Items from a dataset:
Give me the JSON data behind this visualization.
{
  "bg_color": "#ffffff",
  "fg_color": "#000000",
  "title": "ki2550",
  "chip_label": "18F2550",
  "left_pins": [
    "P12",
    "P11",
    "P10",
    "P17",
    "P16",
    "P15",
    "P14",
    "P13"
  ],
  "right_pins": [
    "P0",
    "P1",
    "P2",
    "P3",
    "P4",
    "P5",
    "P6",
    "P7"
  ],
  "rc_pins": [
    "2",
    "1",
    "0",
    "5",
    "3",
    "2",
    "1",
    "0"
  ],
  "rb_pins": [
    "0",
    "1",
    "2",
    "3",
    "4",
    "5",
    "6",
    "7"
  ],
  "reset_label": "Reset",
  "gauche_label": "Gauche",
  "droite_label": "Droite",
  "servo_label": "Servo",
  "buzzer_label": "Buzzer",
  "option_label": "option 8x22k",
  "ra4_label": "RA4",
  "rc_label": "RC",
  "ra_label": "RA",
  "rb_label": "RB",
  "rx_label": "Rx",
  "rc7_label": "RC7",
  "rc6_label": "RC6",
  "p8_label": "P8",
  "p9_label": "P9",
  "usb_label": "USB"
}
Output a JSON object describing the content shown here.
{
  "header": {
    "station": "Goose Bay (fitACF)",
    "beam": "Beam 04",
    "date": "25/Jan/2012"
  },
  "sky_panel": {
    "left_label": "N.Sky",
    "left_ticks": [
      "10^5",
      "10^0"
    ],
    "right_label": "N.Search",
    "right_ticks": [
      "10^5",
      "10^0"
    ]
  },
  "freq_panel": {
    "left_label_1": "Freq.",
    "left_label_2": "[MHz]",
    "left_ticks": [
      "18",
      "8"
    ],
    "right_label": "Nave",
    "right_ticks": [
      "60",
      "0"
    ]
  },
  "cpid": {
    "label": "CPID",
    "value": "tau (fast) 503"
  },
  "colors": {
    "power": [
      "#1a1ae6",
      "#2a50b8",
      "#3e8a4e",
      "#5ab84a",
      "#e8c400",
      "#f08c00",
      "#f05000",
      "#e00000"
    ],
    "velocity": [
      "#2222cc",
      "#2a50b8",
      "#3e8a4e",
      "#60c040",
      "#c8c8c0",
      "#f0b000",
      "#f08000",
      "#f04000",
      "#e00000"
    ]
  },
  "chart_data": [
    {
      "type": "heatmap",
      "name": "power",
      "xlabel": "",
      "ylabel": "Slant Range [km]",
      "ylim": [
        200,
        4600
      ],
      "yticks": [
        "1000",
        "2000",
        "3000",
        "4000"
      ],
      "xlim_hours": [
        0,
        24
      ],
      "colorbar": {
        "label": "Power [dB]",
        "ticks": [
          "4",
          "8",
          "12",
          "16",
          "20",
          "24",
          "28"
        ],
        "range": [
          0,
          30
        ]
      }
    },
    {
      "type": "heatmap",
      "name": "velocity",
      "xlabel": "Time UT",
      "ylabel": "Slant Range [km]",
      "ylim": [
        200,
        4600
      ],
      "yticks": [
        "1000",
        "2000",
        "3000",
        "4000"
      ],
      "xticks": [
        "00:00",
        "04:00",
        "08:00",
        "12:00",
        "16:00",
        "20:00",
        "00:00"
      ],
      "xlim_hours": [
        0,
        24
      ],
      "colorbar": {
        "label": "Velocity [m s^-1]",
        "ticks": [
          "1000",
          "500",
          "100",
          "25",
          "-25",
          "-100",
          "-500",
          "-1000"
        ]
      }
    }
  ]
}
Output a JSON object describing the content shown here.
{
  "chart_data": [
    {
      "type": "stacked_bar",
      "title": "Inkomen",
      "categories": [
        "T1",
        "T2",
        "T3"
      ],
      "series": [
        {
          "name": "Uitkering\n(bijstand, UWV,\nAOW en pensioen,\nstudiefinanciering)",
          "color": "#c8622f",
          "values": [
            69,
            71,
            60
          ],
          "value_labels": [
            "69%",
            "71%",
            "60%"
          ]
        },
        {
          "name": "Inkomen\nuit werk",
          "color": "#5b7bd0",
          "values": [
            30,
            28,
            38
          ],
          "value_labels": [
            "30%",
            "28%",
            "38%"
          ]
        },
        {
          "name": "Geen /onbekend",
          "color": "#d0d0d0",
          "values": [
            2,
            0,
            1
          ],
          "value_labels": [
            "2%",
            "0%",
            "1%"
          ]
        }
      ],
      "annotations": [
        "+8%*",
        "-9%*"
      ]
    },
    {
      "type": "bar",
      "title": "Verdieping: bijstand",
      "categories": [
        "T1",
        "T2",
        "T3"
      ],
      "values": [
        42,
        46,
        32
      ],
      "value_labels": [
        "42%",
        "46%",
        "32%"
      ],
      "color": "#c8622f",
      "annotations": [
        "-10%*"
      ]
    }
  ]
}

### REQUIRED WORK
Go back to the listing above and please repeat it exactly.

### RESPONSE FOR THIS EXERCISE
Give me the JSON data behind this visualization.
{
  "bg_color": "#ffffff",
  "fg_color": "#000000",
  "title": "ki2550",
  "chip_label": "18F2550",
  "left_pins": [
    "P12",
    "P11",
    "P10",
    "P17",
    "P16",
    "P15",
    "P14",
    "P13"
  ],
  "right_pins": [
    "P0",
    "P1",
    "P2",
    "P3",
    "P4",
    "P5",
    "P6",
    "P7"
  ],
  "rc_pins": [
    "2",
    "1",
    "0",
    "5",
    "3",
    "2",
    "1",
    "0"
  ],
  "rb_pins": [
    "0",
    "1",
    "2",
    "3",
    "4",
    "5",
    "6",
    "7"
  ],
  "reset_label": "Reset",
  "gauche_label": "Gauche",
  "droite_label": "Droite",
  "servo_label": "Servo",
  "buzzer_label": "Buzzer",
  "option_label": "option 8x22k",
  "ra4_label": "RA4",
  "rc_label": "RC",
  "ra_label": "RA",
  "rb_label": "RB",
  "rx_label": "Rx",
  "rc7_label": "RC7",
  "rc6_label": "RC6",
  "p8_label": "P8",
  "p9_label": "P9",
  "usb_label": "USB"
}
Output a JSON object describing the content shown here.
{
  "header": {
    "station": "Goose Bay (fitACF)",
    "beam": "Beam 04",
    "date": "25/Jan/2012"
  },
  "sky_panel": {
    "left_label": "N.Sky",
    "left_ticks": [
      "10^5",
      "10^0"
    ],
    "right_label": "N.Search",
    "right_ticks": [
      "10^5",
      "10^0"
    ]
  },
  "freq_panel": {
    "left_label_1": "Freq.",
    "left_label_2": "[MHz]",
    "left_ticks": [
      "18",
      "8"
    ],
    "right_label": "Nave",
    "right_ticks": [
      "60",
      "0"
    ]
  },
  "cpid": {
    "label": "CPID",
    "value": "tau (fast) 503"
  },
  "colors": {
    "power": [
      "#1a1ae6",
      "#2a50b8",
      "#3e8a4e",
      "#5ab84a",
      "#e8c400",
      "#f08c00",
      "#f05000",
      "#e00000"
    ],
    "velocity": [
      "#2222cc",
      "#2a50b8",
      "#3e8a4e",
      "#60c040",
      "#c8c8c0",
      "#f0b000",
      "#f08000",
      "#f04000",
      "#e00000"
    ]
  },
  "chart_data": [
    {
      "type": "heatmap",
      "name": "power",
      "xlabel": "",
      "ylabel": "Slant Range [km]",
      "ylim": [
        200,
        4600
      ],
      "yticks": [
        "1000",
        "2000",
        "3000",
        "4000"
      ],
      "xlim_hours": [
        0,
        24
      ],
      "colorbar": {
        "label": "Power [dB]",
        "ticks": [
          "4",
          "8",
          "12",
          "16",
          "20",
          "24",
          "28"
        ],
        "range": [
          0,
          30
        ]
      }
    },
    {
      "type": "heatmap",
      "name": "velocity",
      "xlabel": "Time UT",
      "ylabel": "Slant Range [km]",
      "ylim": [
        200,
        4600
      ],
      "yticks": [
        "1000",
        "2000",
        "3000",
        "4000"
      ],
      "xticks": [
        "00:00",
        "04:00",
        "08:00",
        "12:00",
        "16:00",
        "20:00",
        "00:00"
      ],
      "xlim_hours": [
        0,
        24
      ],
      "colorbar": {
        "label": "Velocity [m s^-1]",
        "ticks": [
          "1000",
          "500",
          "100",
          "25",
          "-25",
          "-100",
          "-500",
          "-1000"
        ]
      }
    }
  ]
}
Output a JSON object describing the content shown here.
{
  "chart_data": [
    {
      "type": "stacked_bar",
      "title": "Inkomen",
      "categories": [
        "T1",
        "T2",
        "T3"
      ],
      "series": [
        {
          "name": "Uitkering\n(bijstand, UWV,\nAOW en pensioen,\nstudiefinanciering)",
          "color": "#c8622f",
          "values": [
            69,
            71,
            60
          ],
          "value_labels": [
            "69%",
            "71%",
            "60%"
          ]
        },
        {
          "name": "Inkomen\nuit werk",
          "color": "#5b7bd0",
          "values": [
            30,
            28,
            38
          ],
          "value_labels": [
            "30%",
            "28%",
            "38%"
          ]
        },
        {
          "name": "Geen /onbekend",
          "color": "#d0d0d0",
          "values": [
            2,
            0,
            1
          ],
          "value_labels": [
            "2%",
            "0%",
            "1%"
          ]
        }
      ],
      "annotations": [
        "+8%*",
        "-9%*"
      ]
    },
    {
      "type": "bar",
      "title": "Verdieping: bijstand",
      "categories": [
        "T1",
        "T2",
        "T3"
      ],
      "values": [
        42,
        46,
        32
      ],
      "value_labels": [
        "42%",
        "46%",
        "32%"
      ],
      "color": "#c8622f",
      "annotations": [
        "-10%*"
      ]
    }
  ]
}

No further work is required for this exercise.